Exercise directions:
Search the data for the string "text" and extract every line where it appears.

[Extracted records]
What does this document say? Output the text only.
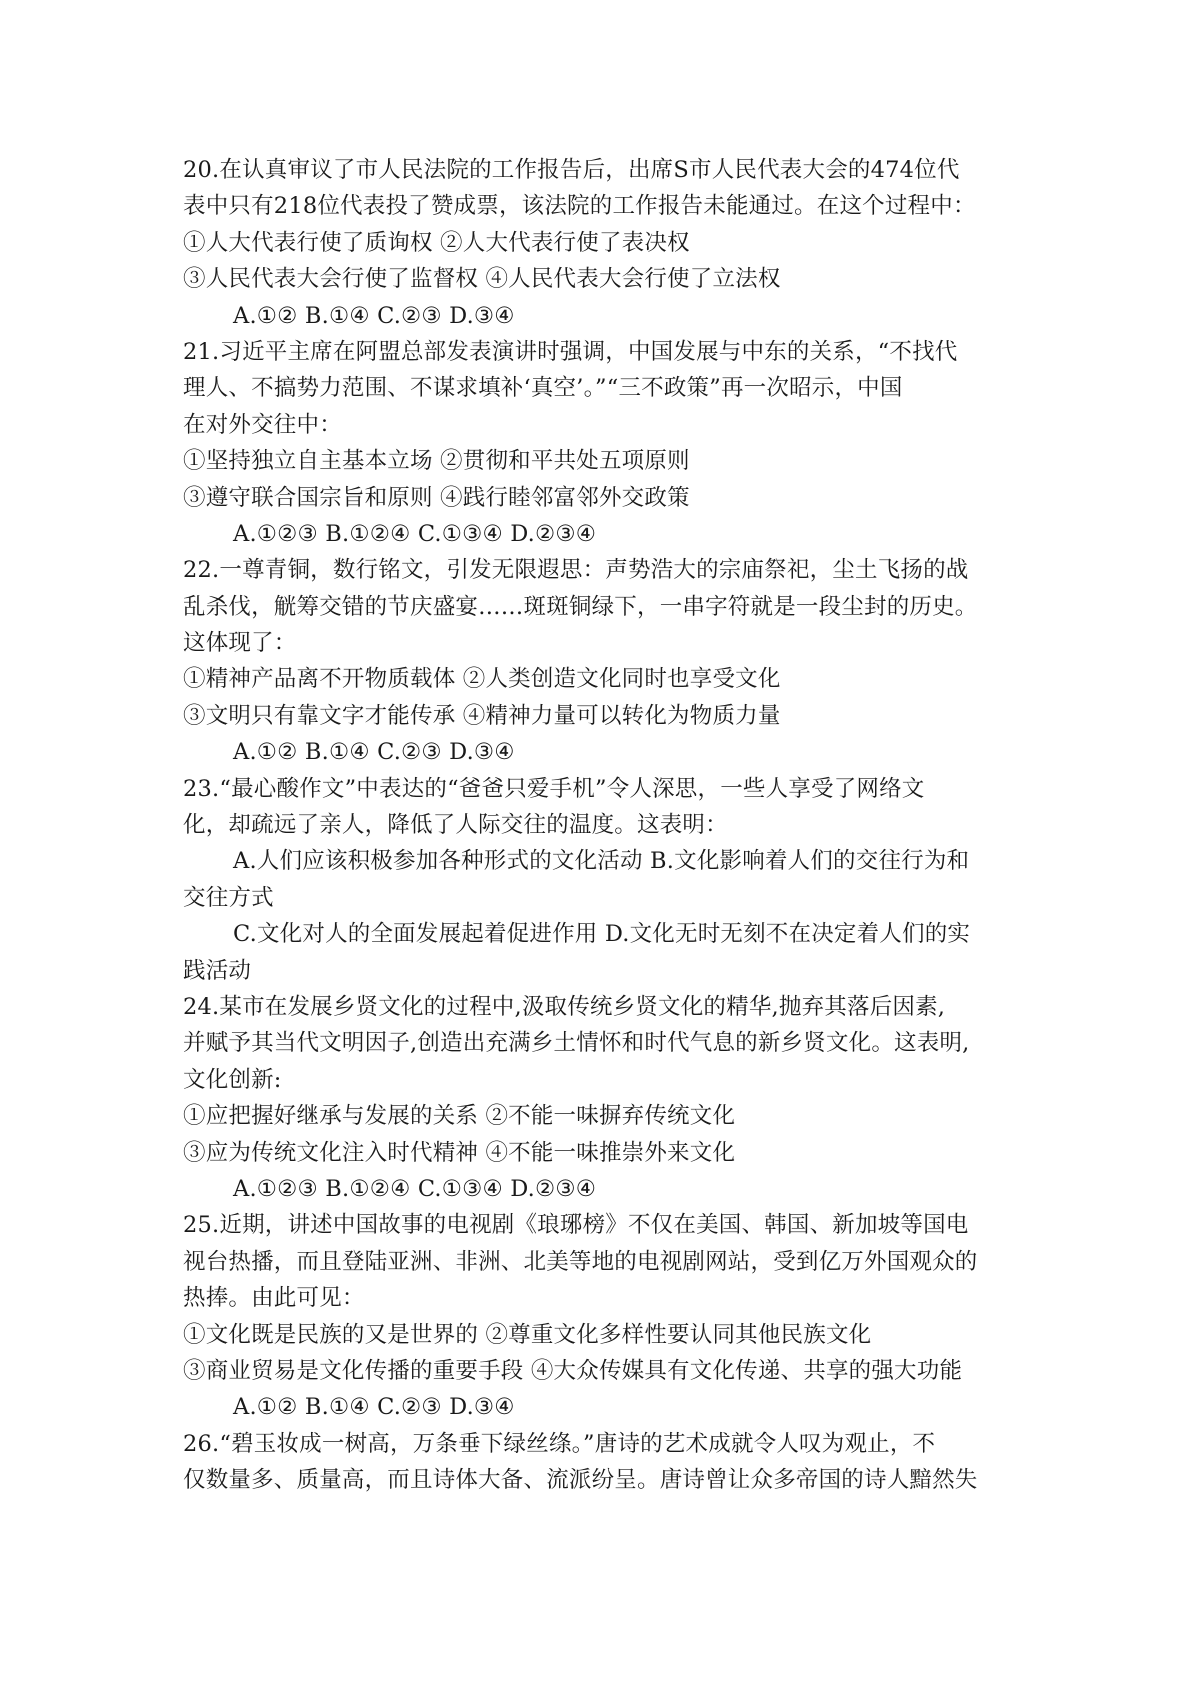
20.在认真审议了市人民法院的工作报告后，出席S市人民代表大会的474位代
表中只有218位代表投了赞成票，该法院的工作报告未能通过。在这个过程中：
①人大代表行使了质询权 ②人大代表行使了表决权
③人民代表大会行使了监督权 ④人民代表大会行使了立法权
A.①② B.①④ C.②③ D.③④
21.习近平主席在阿盟总部发表演讲时强调，中国发展与中东的关系，“不找代
理人、不搞势力范围、不谋求填补‘真空’。”“三不政策”再一次昭示，中国
在对外交往中：
①坚持独立自主基本立场 ②贯彻和平共处五项原则
③遵守联合国宗旨和原则 ④践行睦邻富邻外交政策
A.①②③ B.①②④ C.①③④ D.②③④
22.一尊青铜，数行铭文，引发无限遐思：声势浩大的宗庙祭祀，尘土飞扬的战
乱杀伐，觥筹交错的节庆盛宴……斑斑铜绿下，一串字符就是一段尘封的历史。
这体现了：
①精神产品离不开物质载体 ②人类创造文化同时也享受文化
③文明只有靠文字才能传承 ④精神力量可以转化为物质力量
A.①② B.①④ C.②③ D.③④
23.“最心酸作文”中表达的“爸爸只爱手机”令人深思，一些人享受了网络文
化，却疏远了亲人，降低了人际交往的温度。这表明：
A.人们应该积极参加各种形式的文化活动 B.文化影响着人们的交往行为和
交往方式
C.文化对人的全面发展起着促进作用 D.文化无时无刻不在决定着人们的实
践活动
24.某市在发展乡贤文化的过程中,汲取传统乡贤文化的精华,抛弃其落后因素,
并赋予其当代文明因子,创造出充满乡土情怀和时代气息的新乡贤文化。这表明,
文化创新:
①应把握好继承与发展的关系 ②不能一味摒弃传统文化
③应为传统文化注入时代精神 ④不能一味推崇外来文化
A.①②③ B.①②④ C.①③④ D.②③④
25.近期，讲述中国故事的电视剧《琅琊榜》不仅在美国、韩国、新加坡等国电
视台热播，而且登陆亚洲、非洲、北美等地的电视剧网站，受到亿万外国观众的
热捧。由此可见：
①文化既是民族的又是世界的 ②尊重文化多样性要认同其他民族文化
③商业贸易是文化传播的重要手段 ④大众传媒具有文化传递、共享的强大功能
A.①② B.①④ C.②③ D.③④
26.“碧玉妆成一树高，万条垂下绿丝绦。”唐诗的艺术成就令人叹为观止，不
仅数量多、质量高，而且诗体大备、流派纷呈。唐诗曾让众多帝国的诗人黯然失
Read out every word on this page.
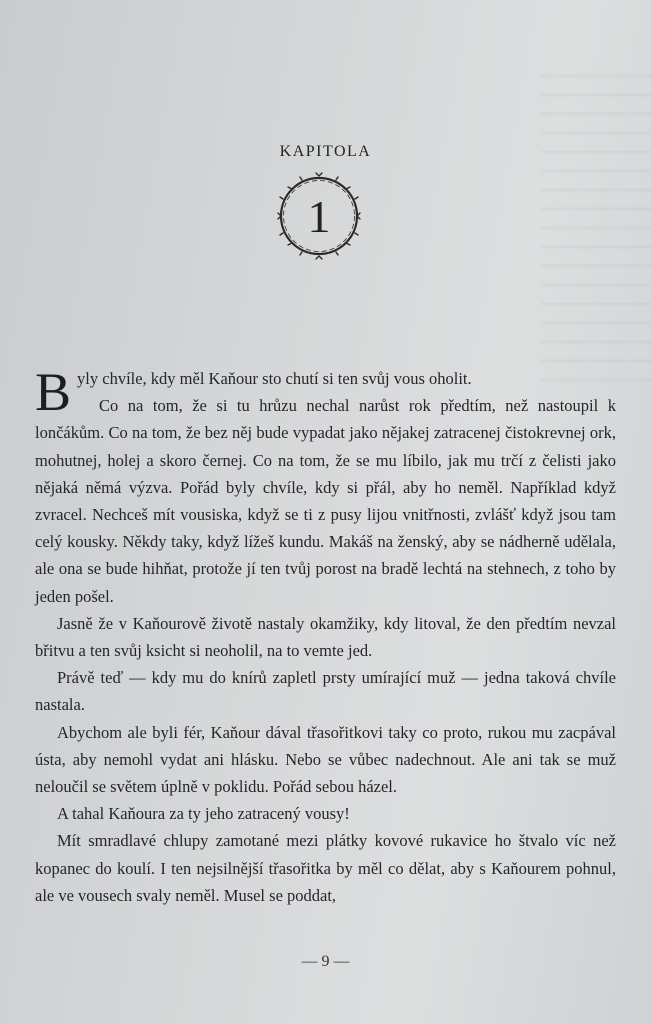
KAPITOLA
1

Byly chvíle, kdy měl Kaňour sto chutí si ten svůj vous oholit.

Co na tom, že si tu hrůzu nechal narůst rok předtím, než nastoupil k lončákům. Co na tom, že bez něj bude vypadat jako nějakej zatracenej čistokrevnej ork, mohutnej, holej a skoro černej. Co na tom, že se mu líbilo, jak mu trčí z čelisti jako nějaká němá výzva. Pořád byly chvíle, kdy si přál, aby ho neměl. Například když zvracel. Nechceš mít vousiska, když se ti z pusy lijou vnitřnosti, zvlášť když jsou tam celý kousky. Někdy taky, když lížeš kundu. Makáš na ženský, aby se nádherně udělala, ale ona se bude hihňat, protože jí ten tvůj porost na bradě lechtá na stehnech, z toho by jeden pošel.

Jasně že v Kaňourově životě nastaly okamžiky, kdy litoval, že den předtím nevzal břitvu a ten svůj ksicht si neoholil, na to vemte jed.

Právě teď — kdy mu do knírů zapletl prsty umírající muž — jedna taková chvíle nastala.

Abychom ale byli fér, Kaňour dával třasořitkovi taky co proto, rukou mu zacpával ústa, aby nemohl vydat ani hlásku. Nebo se vůbec nadechnout. Ale ani tak se muž neloučil se světem úplně v poklidu. Pořád sebou házel.

A tahal Kaňoura za ty jeho zatracený vousy!

Mít smradlavé chlupy zamotané mezi plátky kovové rukavice ho štvalo víc než kopanec do koulí. I ten nejsilnější třasořitka by měl co dělat, aby s Kaňourem pohnul, ale ve vousech svaly neměl. Musel se poddat,

— 9 —
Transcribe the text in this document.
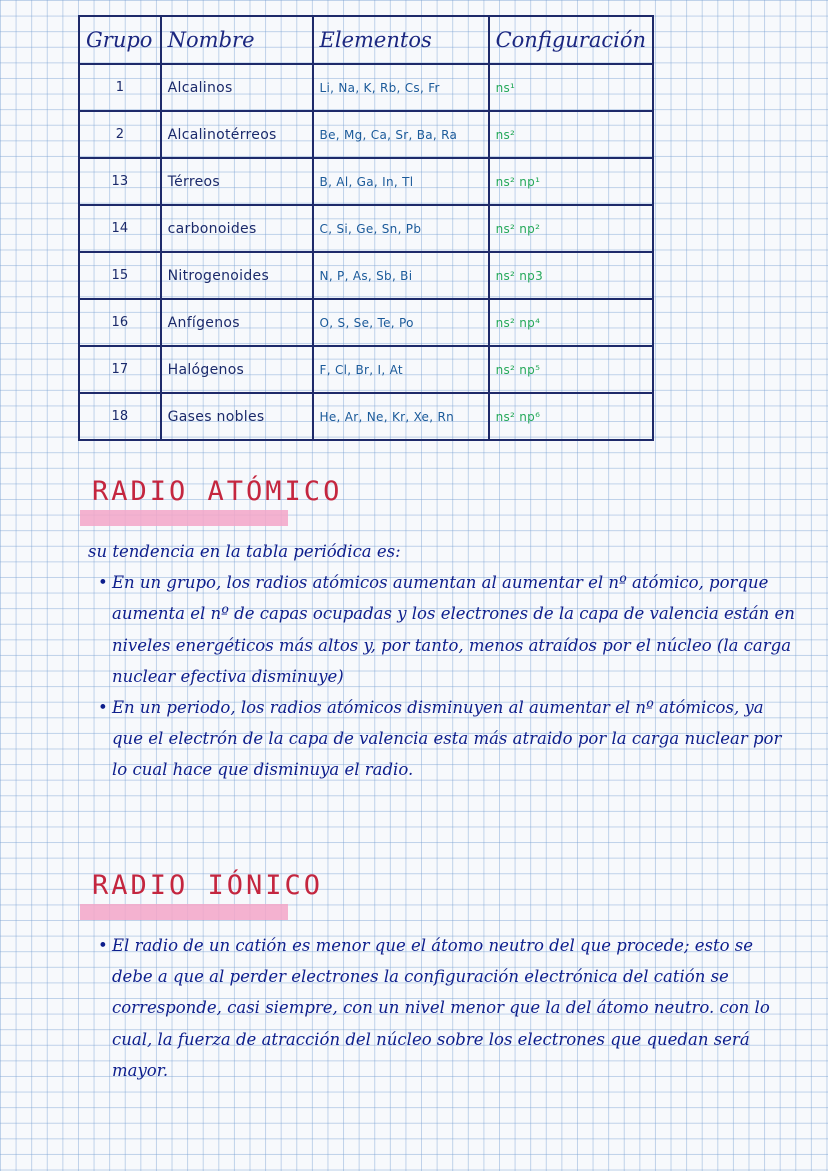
Grupo	Nombre	Elementos	Configuración
1	Alcalinos	Li, Na, K, Rb, Cs, Fr	ns¹
2	Alcalinotérreos	Be, Mg, Ca, Sr, Ba, Ra	ns²
13	Térreos	B, Al, Ga, In, Tl	ns² np¹
14	carbonoides	C, Si, Ge, Sn, Pb	ns² np²
15	Nitrogenoides	N, P, As, Sb, Bi	ns² np3
16	Anfígenos	O, S, Se, Te, Po	ns² np⁴
17	Halógenos	F, Cl, Br, I, At	ns² np⁵
18	Gases nobles	He, Ar, Ne, Kr, Xe, Rn	ns² np⁶
RADIO ATÓMICO

su tendencia en la tabla periódica es:

• En un grupo, los radios atómicos aumentan al aumentar el nº atómico, porque aumenta el nº de capas ocupadas y los electrones de la capa de valencia están en niveles energéticos más altos y, por tanto, menos atraídos por el núcleo (la carga nuclear efectiva disminuye)

• En un periodo, los radios atómicos disminuyen al aumentar el nº atómicos, ya que el electrón de la capa de valencia esta más atraido por la carga nuclear por lo cual hace que disminuya el radio.

RADIO IÓNICO

• El radio de un catión es menor que el átomo neutro del que procede; esto se debe a que al perder electrones la configuración electrónica del catión se corresponde, casi siempre, con un nivel menor que la del átomo neutro. con lo cual, la fuerza de atracción del núcleo sobre los electrones que quedan será mayor.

Solution for this exercise:
What does this document say? Output the text only.
Transcribe the text in this document.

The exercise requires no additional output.